REQUIREMENT => Leave out the pictures and copy everything else below exactly.

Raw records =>
==============================

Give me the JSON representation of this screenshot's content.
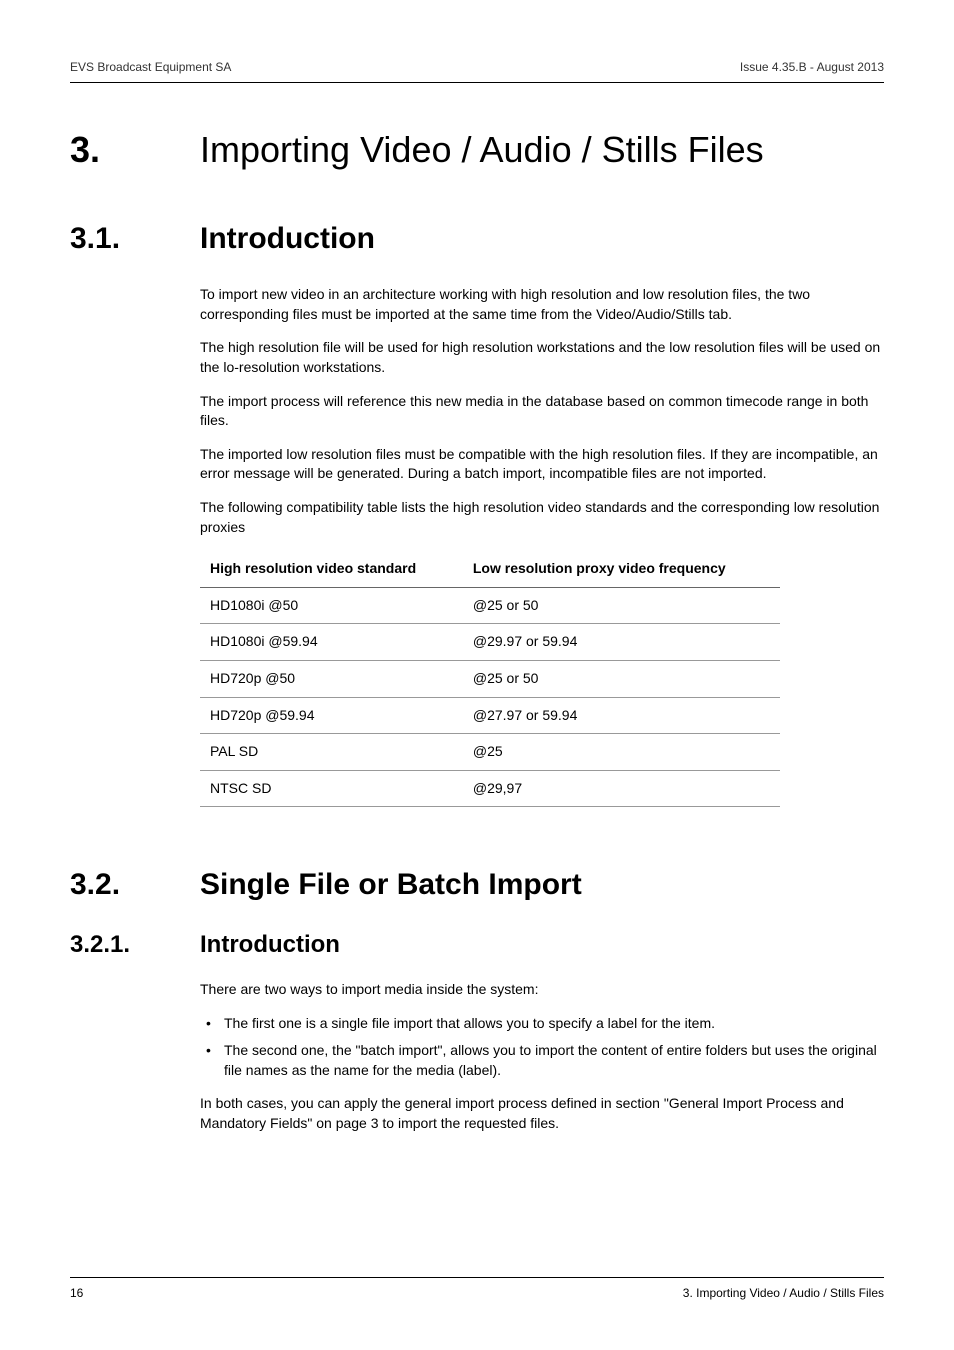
{
  "header": {
    "left": "EVS Broadcast Equipment SA",
    "right": "Issue 4.35.B - August 2013"
  },
  "chapter": {
    "number": "3.",
    "title": "Importing Video / Audio / Stills Files"
  },
  "sections": [
    {
      "number": "3.1.",
      "title": "Introduction",
      "paragraphs": [
        "To import new video in an architecture working with high resolution and low resolution files, the two corresponding files must be imported at the same time from the Video/Audio/Stills tab.",
        "The high resolution file will be used for high resolution workstations and the low resolution files will be used on the lo-resolution workstations.",
        "The import process will reference this new media in the database based on common timecode range in both files.",
        "The imported low resolution files must be compatible with the high resolution files. If they are incompatible, an error message will be generated. During a batch import, incompatible files are not imported.",
        "The following compatibility table lists the high resolution video standards and the corresponding low resolution proxies"
      ],
      "table": {
        "headers": [
          "High resolution video standard",
          "Low resolution proxy video frequency"
        ],
        "rows": [
          [
            "HD1080i @50",
            "@25 or 50"
          ],
          [
            "HD1080i @59.94",
            "@29.97 or 59.94"
          ],
          [
            "HD720p @50",
            "@25 or 50"
          ],
          [
            "HD720p @59.94",
            "@27.97 or 59.94"
          ],
          [
            "PAL SD",
            "@25"
          ],
          [
            "NTSC SD",
            "@29,97"
          ]
        ]
      }
    },
    {
      "number": "3.2.",
      "title": "Single File or Batch Import",
      "subsections": [
        {
          "number": "3.2.1.",
          "title": "Introduction",
          "intro": "There are two ways to import media inside the system:",
          "bullets": [
            "The first one is a single file import that allows you to specify a label for the item.",
            "The second one, the \"batch import\", allows you to import the content of entire folders but uses the original file names as the name for the media (label)."
          ],
          "after": "In both cases, you can apply the general import process defined in section \"General Import Process and Mandatory Fields\" on page 3 to import the requested files."
        }
      ]
    }
  ],
  "footer": {
    "left": "16",
    "right": "3. Importing Video / Audio / Stills Files"
  }
}
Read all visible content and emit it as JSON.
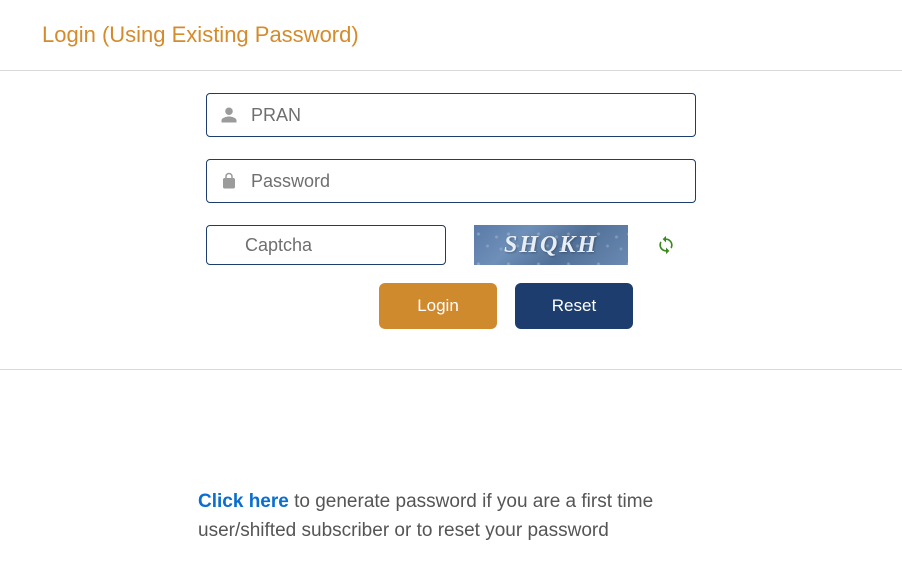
{
  "header": {
    "title": "Login  (Using Existing Password)"
  },
  "form": {
    "pran": {
      "placeholder": "PRAN",
      "value": ""
    },
    "password": {
      "placeholder": "Password",
      "value": ""
    },
    "captcha": {
      "placeholder": "Captcha",
      "value": "",
      "image_text": "SHQKH"
    },
    "buttons": {
      "login": "Login",
      "reset": "Reset"
    }
  },
  "help": {
    "link_text": "Click here",
    "rest_text": " to generate password if you are a first time user/shifted subscriber or to reset your password"
  }
}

==============================

OUTPUT OF THE TASK =>
Give me the JSON representation of this screenshot's content.
{
  "header": {
    "left": "EVS Broadcast Equipment SA",
    "right": "Issue 4.35.B - August 2013"
  },
  "chapter": {
    "number": "3.",
    "title": "Importing Video / Audio / Stills Files"
  },
  "sections": [
    {
      "number": "3.1.",
      "title": "Introduction",
      "paragraphs": [
        "To import new video in an architecture working with high resolution and low resolution files, the two corresponding files must be imported at the same time from the Video/Audio/Stills tab.",
        "The high resolution file will be used for high resolution workstations and the low resolution files will be used on the lo-resolution workstations.",
        "The import process will reference this new media in the database based on common timecode range in both files.",
        "The imported low resolution files must be compatible with the high resolution files. If they are incompatible, an error message will be generated. During a batch import, incompatible files are not imported.",
        "The following compatibility table lists the high resolution video standards and the corresponding low resolution proxies"
      ],
      "table": {
        "headers": [
          "High resolution video standard",
          "Low resolution proxy video frequency"
        ],
        "rows": [
          [
            "HD1080i @50",
            "@25 or 50"
          ],
          [
            "HD1080i @59.94",
            "@29.97 or 59.94"
          ],
          [
            "HD720p @50",
            "@25 or 50"
          ],
          [
            "HD720p @59.94",
            "@27.97 or 59.94"
          ],
          [
            "PAL SD",
            "@25"
          ],
          [
            "NTSC SD",
            "@29,97"
          ]
        ]
      }
    },
    {
      "number": "3.2.",
      "title": "Single File or Batch Import",
      "subsections": [
        {
          "number": "3.2.1.",
          "title": "Introduction",
          "intro": "There are two ways to import media inside the system:",
          "bullets": [
            "The first one is a single file import that allows you to specify a label for the item.",
            "The second one, the \"batch import\", allows you to import the content of entire folders but uses the original file names as the name for the media (label)."
          ],
          "after": "In both cases, you can apply the general import process defined in section \"General Import Process and Mandatory Fields\" on page 3 to import the requested files."
        }
      ]
    }
  ],
  "footer": {
    "left": "16",
    "right": "3. Importing Video / Audio / Stills Files"
  }
}
Read all visible content and emit it as JSON.
{
  "header": {
    "title": "Login  (Using Existing Password)"
  },
  "form": {
    "pran": {
      "placeholder": "PRAN",
      "value": ""
    },
    "password": {
      "placeholder": "Password",
      "value": ""
    },
    "captcha": {
      "placeholder": "Captcha",
      "value": "",
      "image_text": "SHQKH"
    },
    "buttons": {
      "login": "Login",
      "reset": "Reset"
    }
  },
  "help": {
    "link_text": "Click here",
    "rest_text": " to generate password if you are a first time user/shifted subscriber or to reset your password"
  }
}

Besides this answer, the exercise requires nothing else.